● Exercise prompt:
Every line that contains "Salt" counts once; give the total number of such lines, with no other words.

● Provided records:
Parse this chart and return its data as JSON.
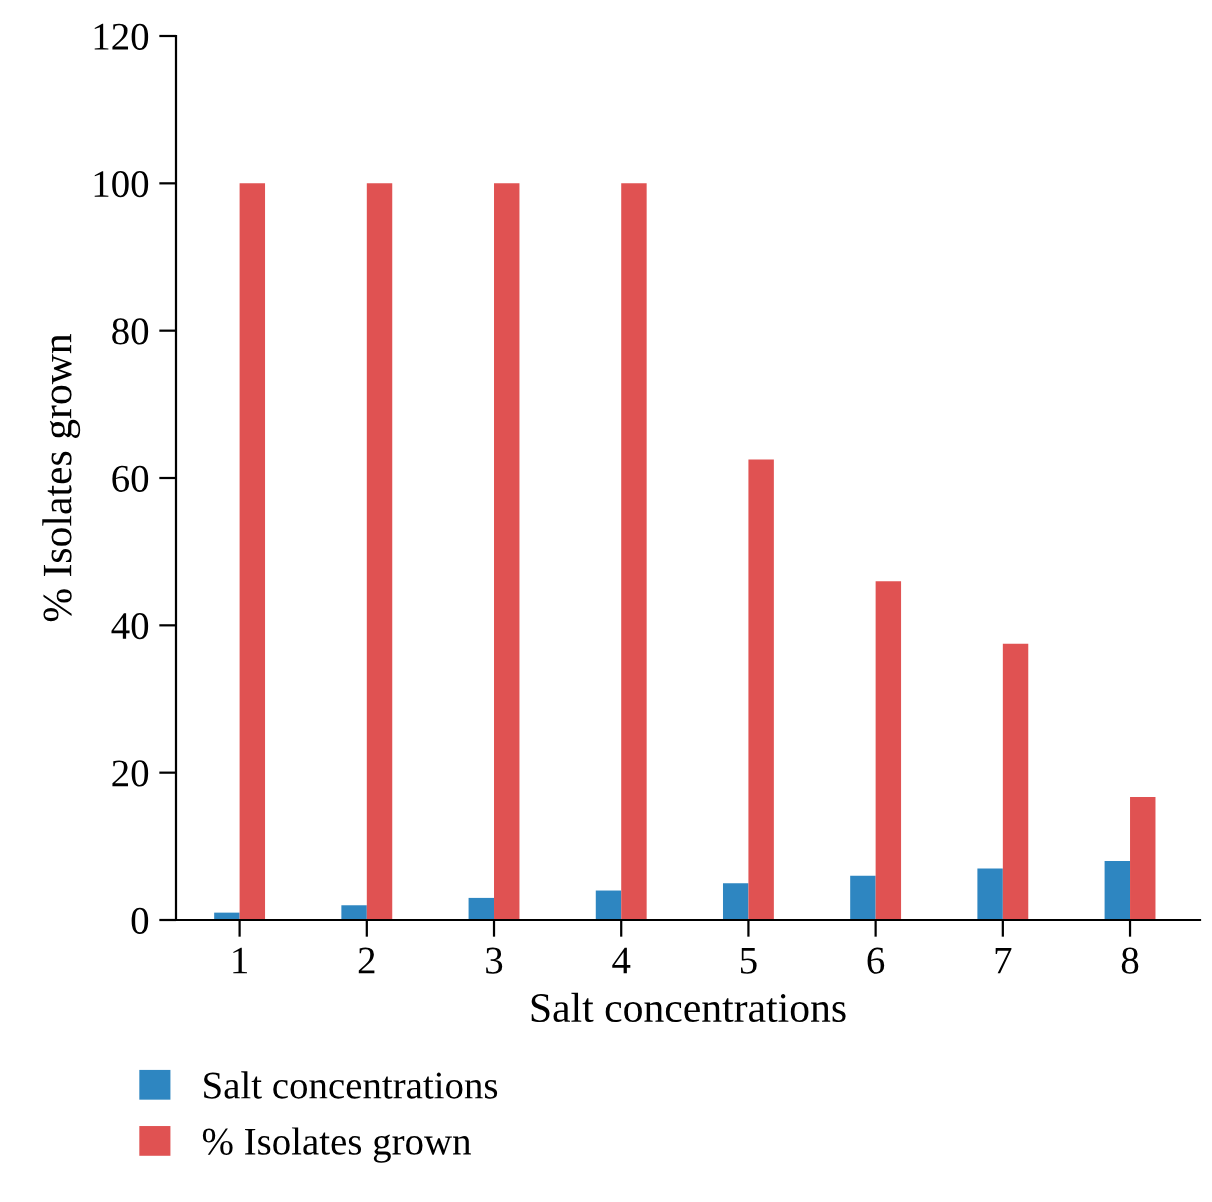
{
  "chart_data": {
    "type": "bar",
    "xlabel": "Salt concentrations",
    "ylabel": "% Isolates grown",
    "categories": [
      "1",
      "2",
      "3",
      "4",
      "5",
      "6",
      "7",
      "8"
    ],
    "series": [
      {
        "name": "Salt concentrations",
        "color": "#2e86c1",
        "values": [
          1,
          2,
          3,
          4,
          5,
          6,
          7,
          8
        ]
      },
      {
        "name": "% Isolates grown",
        "color": "#e05252",
        "values": [
          100,
          100,
          100,
          100,
          62.5,
          46,
          37.5,
          16.7
        ]
      }
    ],
    "ylim": [
      0,
      120
    ],
    "yticks": [
      0,
      20,
      40,
      60,
      80,
      100,
      120
    ],
    "grid": false,
    "legend": "bottom"
  }
}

● Answer to this exercise:
2